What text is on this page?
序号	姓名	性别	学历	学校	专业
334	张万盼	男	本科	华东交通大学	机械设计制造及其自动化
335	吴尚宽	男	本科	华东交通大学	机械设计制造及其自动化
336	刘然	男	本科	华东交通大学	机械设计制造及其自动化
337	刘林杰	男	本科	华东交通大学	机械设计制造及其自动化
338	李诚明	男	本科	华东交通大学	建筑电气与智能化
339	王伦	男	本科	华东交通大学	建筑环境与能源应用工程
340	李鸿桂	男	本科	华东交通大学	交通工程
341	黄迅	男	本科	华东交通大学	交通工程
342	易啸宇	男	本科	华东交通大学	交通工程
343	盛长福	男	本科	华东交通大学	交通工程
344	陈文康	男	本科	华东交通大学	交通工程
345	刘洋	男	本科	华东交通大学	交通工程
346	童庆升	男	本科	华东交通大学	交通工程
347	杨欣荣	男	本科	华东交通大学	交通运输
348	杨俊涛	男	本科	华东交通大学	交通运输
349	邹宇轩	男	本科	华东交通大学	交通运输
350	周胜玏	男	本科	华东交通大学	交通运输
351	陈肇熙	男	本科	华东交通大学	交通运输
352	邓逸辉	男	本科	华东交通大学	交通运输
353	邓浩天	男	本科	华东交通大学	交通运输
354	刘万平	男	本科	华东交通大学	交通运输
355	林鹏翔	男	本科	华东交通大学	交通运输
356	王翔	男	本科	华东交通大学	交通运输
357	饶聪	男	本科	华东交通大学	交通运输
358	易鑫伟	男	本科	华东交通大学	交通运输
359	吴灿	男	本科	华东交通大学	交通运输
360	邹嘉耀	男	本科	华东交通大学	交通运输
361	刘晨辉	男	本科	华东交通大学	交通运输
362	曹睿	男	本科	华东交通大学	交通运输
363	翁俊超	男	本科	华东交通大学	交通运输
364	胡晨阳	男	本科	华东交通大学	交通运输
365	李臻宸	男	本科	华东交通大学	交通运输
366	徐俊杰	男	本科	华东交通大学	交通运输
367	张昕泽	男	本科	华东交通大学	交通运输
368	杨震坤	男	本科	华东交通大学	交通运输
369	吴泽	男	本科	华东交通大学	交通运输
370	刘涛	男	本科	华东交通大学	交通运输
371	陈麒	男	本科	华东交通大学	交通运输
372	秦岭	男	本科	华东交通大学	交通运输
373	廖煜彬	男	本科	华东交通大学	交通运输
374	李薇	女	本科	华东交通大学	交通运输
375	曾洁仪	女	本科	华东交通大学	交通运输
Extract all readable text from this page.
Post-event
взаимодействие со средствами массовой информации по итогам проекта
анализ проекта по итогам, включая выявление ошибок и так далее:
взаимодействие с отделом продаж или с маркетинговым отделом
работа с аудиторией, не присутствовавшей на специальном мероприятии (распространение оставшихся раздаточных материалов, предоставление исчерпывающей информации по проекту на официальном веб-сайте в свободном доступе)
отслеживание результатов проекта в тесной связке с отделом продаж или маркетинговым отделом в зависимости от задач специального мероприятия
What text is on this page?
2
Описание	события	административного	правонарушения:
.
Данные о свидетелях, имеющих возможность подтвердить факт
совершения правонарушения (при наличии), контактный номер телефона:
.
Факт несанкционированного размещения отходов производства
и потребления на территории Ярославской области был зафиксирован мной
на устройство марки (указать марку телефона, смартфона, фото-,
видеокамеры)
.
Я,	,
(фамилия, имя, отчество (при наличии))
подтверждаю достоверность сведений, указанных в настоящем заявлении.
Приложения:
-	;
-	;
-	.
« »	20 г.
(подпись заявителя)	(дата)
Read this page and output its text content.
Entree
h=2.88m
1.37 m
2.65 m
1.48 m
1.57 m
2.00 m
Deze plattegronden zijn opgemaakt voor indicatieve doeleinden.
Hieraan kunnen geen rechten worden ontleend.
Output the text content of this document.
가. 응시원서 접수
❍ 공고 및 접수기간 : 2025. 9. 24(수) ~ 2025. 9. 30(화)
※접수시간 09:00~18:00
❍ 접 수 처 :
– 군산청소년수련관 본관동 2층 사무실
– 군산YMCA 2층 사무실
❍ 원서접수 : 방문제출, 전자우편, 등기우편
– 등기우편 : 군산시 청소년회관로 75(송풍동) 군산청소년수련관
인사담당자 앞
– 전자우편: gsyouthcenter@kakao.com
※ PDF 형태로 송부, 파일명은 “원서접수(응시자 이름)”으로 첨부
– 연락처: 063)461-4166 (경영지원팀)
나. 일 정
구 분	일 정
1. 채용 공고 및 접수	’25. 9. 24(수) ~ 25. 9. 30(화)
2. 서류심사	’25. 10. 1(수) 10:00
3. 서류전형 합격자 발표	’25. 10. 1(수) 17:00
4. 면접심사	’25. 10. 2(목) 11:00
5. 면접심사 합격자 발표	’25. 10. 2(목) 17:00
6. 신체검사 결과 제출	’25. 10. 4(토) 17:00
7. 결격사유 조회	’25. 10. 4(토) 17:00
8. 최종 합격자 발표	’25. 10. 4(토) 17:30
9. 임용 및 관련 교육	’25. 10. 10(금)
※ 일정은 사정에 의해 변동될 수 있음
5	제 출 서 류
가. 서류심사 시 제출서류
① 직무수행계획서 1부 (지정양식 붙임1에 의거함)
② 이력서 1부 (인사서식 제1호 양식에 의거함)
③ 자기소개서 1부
+++++
From the entries above, extract every line where the word "взаимодействие" appears.

взаимодействие со средствами массовой информации по итогам проекта
взаимодействие с отделом продаж или с маркетинговым отделом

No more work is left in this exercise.